Records for processing:
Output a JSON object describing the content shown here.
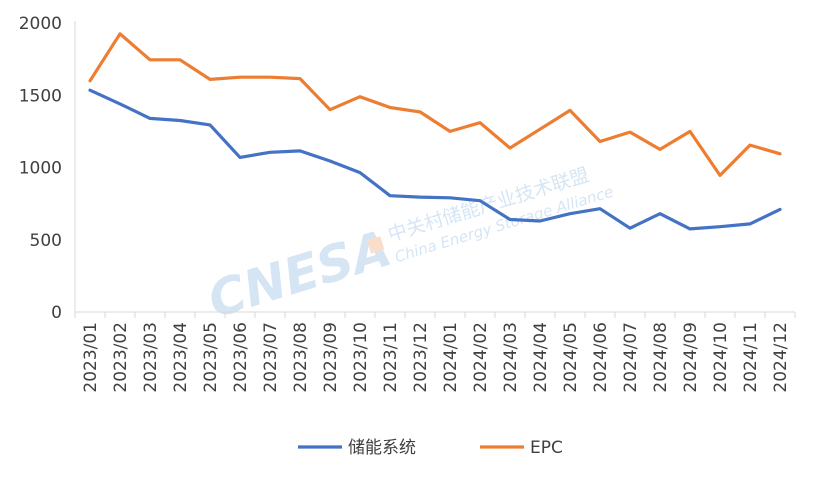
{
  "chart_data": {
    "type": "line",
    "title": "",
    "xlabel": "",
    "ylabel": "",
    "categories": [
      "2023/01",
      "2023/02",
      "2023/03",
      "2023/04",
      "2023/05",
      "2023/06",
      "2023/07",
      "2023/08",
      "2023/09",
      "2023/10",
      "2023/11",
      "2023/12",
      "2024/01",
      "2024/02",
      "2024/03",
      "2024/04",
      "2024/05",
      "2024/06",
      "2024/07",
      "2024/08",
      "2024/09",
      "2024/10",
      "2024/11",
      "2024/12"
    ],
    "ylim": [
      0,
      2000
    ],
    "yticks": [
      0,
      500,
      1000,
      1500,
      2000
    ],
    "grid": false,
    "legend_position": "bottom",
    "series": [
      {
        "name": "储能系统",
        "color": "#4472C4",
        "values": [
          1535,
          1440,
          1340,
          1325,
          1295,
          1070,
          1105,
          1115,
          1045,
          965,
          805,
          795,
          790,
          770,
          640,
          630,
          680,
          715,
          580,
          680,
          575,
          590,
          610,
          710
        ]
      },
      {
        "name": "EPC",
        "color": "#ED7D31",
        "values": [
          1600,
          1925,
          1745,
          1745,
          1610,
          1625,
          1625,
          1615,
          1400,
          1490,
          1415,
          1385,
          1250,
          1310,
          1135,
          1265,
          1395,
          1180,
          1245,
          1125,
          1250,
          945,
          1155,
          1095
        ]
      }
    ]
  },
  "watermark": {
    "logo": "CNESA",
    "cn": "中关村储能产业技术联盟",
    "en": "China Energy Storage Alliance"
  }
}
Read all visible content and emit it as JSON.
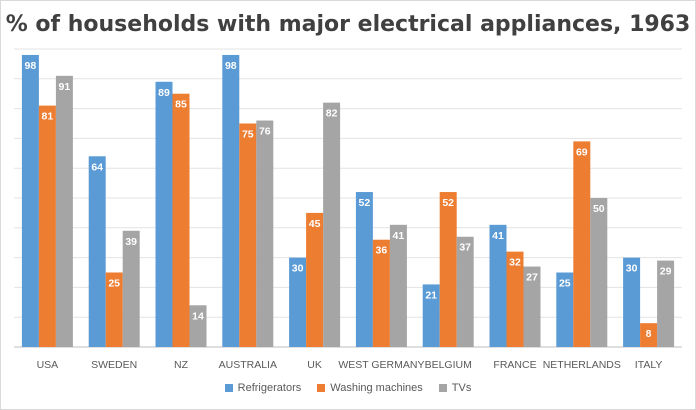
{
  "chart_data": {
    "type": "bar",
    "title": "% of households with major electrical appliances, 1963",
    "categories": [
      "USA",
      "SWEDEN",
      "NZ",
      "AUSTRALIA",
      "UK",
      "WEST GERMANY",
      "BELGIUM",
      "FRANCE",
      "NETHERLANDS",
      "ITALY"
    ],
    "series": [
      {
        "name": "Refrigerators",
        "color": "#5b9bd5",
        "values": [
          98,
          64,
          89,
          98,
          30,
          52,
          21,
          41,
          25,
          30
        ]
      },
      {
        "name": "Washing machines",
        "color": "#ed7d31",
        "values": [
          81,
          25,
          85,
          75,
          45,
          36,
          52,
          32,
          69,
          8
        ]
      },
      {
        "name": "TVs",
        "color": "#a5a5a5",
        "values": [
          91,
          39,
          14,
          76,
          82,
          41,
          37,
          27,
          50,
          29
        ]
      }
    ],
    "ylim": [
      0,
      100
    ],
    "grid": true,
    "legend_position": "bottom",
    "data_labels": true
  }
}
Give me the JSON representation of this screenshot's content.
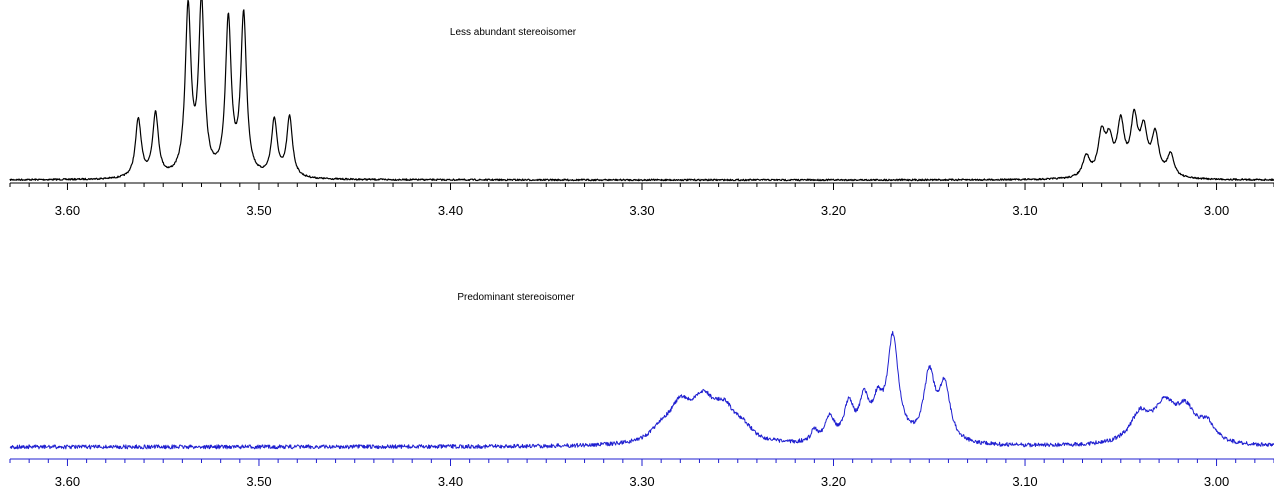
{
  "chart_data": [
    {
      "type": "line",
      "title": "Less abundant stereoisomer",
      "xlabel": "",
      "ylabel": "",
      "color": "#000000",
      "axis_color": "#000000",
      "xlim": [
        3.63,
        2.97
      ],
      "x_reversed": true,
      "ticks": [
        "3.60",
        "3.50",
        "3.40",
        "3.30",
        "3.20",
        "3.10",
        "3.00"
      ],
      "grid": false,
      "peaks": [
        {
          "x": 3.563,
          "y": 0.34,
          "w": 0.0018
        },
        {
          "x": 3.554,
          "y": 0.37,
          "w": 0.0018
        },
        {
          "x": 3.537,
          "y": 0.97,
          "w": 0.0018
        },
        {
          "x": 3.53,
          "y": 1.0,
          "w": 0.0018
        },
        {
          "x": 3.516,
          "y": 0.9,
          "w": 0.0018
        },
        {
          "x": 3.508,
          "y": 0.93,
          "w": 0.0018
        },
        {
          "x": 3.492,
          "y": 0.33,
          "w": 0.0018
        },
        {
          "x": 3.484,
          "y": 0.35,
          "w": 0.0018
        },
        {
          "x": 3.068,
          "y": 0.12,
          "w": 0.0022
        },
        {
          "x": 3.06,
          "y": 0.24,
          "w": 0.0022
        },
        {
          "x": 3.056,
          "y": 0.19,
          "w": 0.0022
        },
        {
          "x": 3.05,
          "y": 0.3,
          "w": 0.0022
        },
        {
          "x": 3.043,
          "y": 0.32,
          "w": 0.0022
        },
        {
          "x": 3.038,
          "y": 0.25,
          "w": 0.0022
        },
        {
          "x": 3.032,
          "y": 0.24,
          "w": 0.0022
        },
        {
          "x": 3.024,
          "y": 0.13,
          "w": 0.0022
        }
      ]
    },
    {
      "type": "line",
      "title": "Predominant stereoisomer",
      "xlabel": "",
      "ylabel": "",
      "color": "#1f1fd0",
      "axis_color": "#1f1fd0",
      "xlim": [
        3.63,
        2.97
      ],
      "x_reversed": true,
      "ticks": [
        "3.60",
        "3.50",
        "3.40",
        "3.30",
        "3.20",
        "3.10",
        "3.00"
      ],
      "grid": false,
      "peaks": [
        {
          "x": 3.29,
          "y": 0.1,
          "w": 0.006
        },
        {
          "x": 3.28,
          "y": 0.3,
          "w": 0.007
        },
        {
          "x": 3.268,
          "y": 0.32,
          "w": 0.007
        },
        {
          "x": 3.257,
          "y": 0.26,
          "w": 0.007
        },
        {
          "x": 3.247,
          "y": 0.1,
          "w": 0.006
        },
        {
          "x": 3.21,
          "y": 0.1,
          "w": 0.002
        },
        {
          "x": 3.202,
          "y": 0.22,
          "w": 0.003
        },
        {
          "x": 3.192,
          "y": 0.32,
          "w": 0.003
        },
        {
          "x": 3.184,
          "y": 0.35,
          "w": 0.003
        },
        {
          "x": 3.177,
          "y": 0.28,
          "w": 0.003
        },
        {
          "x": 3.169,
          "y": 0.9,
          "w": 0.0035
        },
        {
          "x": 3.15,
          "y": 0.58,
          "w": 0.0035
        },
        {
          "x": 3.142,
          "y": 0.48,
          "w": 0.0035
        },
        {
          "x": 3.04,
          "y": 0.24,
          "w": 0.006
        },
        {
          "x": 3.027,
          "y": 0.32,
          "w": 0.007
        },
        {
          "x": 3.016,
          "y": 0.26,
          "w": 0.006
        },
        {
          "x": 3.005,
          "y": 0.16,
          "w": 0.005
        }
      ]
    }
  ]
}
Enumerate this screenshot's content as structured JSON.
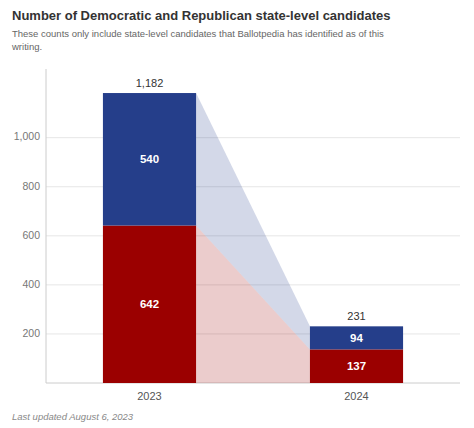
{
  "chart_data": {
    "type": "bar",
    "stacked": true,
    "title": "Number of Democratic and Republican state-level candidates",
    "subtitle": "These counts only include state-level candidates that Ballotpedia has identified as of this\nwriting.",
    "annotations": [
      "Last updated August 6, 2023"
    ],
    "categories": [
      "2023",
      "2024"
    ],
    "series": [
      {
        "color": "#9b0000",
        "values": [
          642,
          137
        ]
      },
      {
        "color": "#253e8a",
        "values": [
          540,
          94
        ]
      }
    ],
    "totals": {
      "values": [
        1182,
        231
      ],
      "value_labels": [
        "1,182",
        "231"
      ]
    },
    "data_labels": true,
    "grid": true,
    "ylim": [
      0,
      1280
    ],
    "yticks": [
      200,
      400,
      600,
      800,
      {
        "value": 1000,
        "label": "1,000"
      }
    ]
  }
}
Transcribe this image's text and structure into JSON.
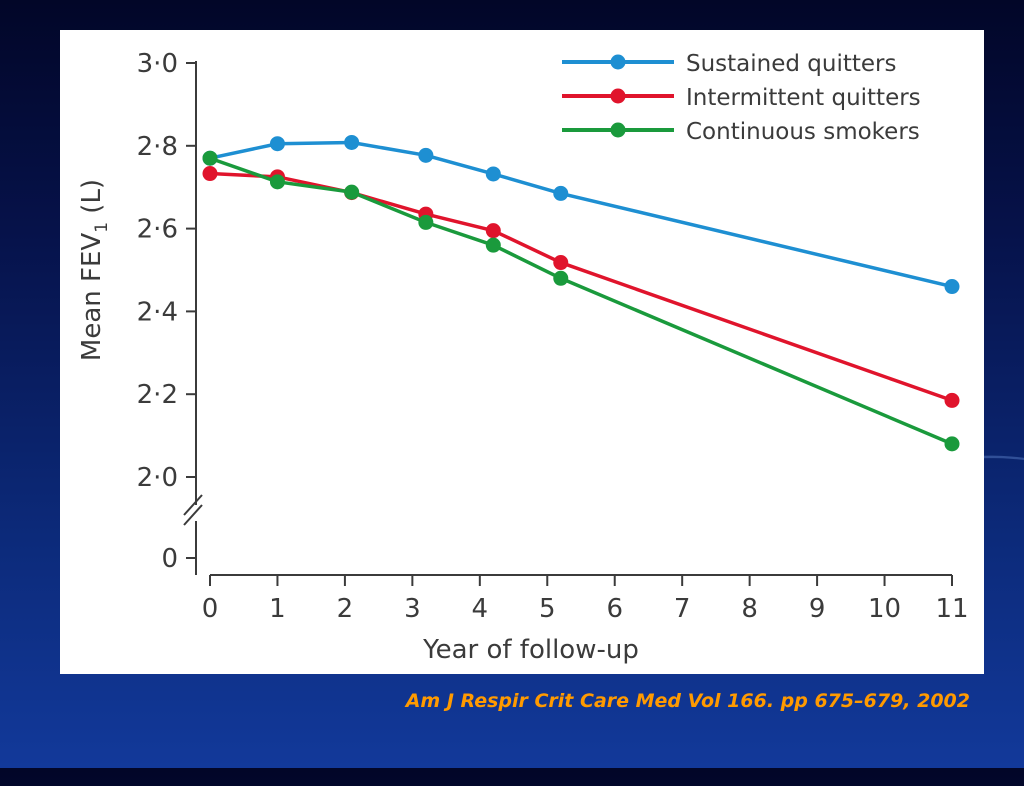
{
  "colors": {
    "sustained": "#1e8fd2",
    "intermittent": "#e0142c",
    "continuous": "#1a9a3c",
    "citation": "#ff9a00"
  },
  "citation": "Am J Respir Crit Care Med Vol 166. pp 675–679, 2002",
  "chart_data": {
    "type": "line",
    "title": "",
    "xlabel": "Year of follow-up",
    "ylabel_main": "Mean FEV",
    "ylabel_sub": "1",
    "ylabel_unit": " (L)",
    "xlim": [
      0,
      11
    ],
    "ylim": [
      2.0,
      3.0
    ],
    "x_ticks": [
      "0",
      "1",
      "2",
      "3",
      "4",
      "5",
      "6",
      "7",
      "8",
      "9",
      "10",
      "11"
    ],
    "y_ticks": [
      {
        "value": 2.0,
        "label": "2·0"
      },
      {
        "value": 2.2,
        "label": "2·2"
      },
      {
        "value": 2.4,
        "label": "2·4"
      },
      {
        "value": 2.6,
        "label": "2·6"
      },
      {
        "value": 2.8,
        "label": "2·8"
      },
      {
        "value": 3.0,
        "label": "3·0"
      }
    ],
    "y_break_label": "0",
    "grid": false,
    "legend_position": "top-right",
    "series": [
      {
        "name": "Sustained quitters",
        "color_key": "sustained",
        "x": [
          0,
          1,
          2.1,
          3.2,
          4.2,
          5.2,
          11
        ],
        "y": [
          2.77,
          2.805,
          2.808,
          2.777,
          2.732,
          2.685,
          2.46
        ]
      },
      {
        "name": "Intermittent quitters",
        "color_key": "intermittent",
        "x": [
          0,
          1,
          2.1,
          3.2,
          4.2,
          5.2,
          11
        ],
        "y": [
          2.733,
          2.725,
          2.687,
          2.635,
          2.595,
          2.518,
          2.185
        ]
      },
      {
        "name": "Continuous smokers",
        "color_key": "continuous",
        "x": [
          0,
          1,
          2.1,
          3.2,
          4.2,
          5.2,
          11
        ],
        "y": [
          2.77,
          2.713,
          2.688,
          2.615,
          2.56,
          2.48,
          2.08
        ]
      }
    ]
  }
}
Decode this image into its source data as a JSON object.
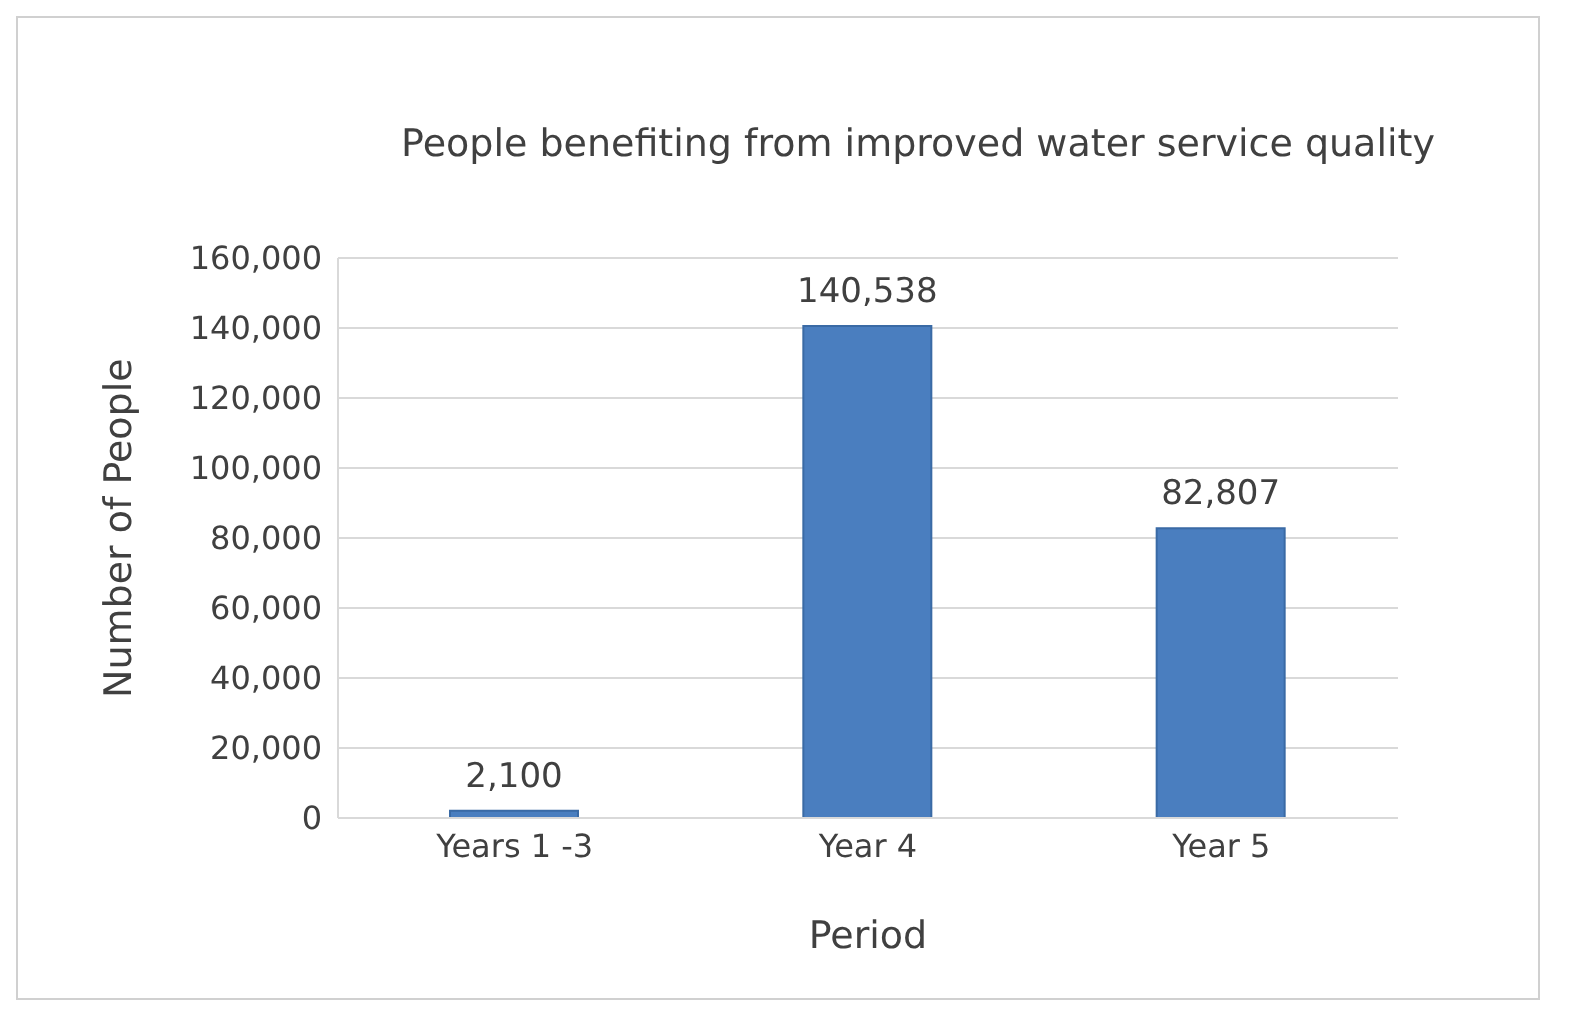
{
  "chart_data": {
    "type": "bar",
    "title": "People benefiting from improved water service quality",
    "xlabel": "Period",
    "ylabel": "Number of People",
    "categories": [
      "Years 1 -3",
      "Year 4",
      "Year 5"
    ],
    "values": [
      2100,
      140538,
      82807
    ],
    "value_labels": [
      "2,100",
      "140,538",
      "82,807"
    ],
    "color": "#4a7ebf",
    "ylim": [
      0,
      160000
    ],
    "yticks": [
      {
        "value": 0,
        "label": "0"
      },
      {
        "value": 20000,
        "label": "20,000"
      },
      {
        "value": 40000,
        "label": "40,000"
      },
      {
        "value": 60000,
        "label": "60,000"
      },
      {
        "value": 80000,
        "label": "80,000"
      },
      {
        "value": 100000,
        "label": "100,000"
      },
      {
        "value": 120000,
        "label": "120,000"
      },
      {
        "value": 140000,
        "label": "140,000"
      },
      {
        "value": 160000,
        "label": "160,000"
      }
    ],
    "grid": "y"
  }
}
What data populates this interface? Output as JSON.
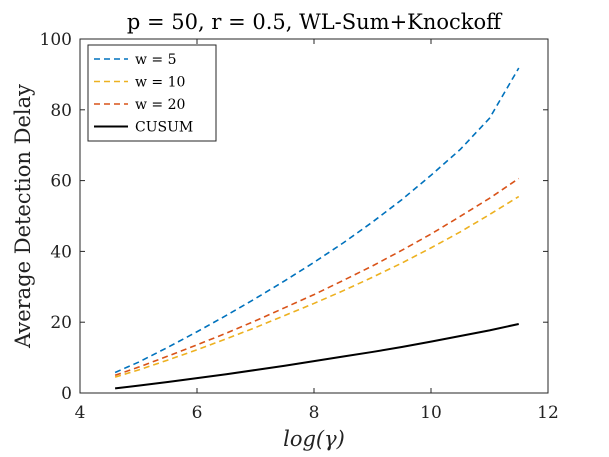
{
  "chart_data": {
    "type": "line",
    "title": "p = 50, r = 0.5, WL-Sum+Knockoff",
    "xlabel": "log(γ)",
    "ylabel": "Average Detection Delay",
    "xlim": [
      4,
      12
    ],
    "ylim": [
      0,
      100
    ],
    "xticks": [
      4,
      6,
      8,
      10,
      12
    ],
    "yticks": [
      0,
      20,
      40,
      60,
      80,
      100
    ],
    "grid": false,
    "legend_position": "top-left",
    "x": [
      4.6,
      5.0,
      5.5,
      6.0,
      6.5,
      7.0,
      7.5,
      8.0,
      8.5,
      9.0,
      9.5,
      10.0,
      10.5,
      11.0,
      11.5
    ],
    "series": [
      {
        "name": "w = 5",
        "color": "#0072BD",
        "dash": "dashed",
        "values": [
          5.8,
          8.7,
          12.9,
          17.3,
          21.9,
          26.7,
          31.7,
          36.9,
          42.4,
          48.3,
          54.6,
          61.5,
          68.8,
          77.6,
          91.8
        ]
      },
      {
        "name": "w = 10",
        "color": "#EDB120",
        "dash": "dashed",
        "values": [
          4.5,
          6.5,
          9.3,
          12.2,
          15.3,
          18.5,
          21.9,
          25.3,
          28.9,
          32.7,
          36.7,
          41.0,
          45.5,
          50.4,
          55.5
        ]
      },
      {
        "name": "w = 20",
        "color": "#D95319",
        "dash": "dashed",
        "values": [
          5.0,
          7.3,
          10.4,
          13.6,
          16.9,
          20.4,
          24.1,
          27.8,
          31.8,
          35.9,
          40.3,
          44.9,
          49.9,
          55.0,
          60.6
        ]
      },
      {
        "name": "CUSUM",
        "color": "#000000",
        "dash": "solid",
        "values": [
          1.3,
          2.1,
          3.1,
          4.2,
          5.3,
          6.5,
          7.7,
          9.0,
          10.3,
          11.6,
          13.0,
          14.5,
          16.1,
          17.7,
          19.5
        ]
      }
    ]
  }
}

Exercise: Copy all lines above containing the string "name".

Written response:
        "name": "储能系统",
        "name": "EPC",
        "name": "Refrigerators",
        "name": "Washing machines",
        "name": "TVs",
        "name": "Sustained quitters",
        "name": "Intermittent quitters",
        "name": "Continuous smokers",
        "name": "w = 5",
        "name": "w = 10",
        "name": "w = 20",
        "name": "CUSUM",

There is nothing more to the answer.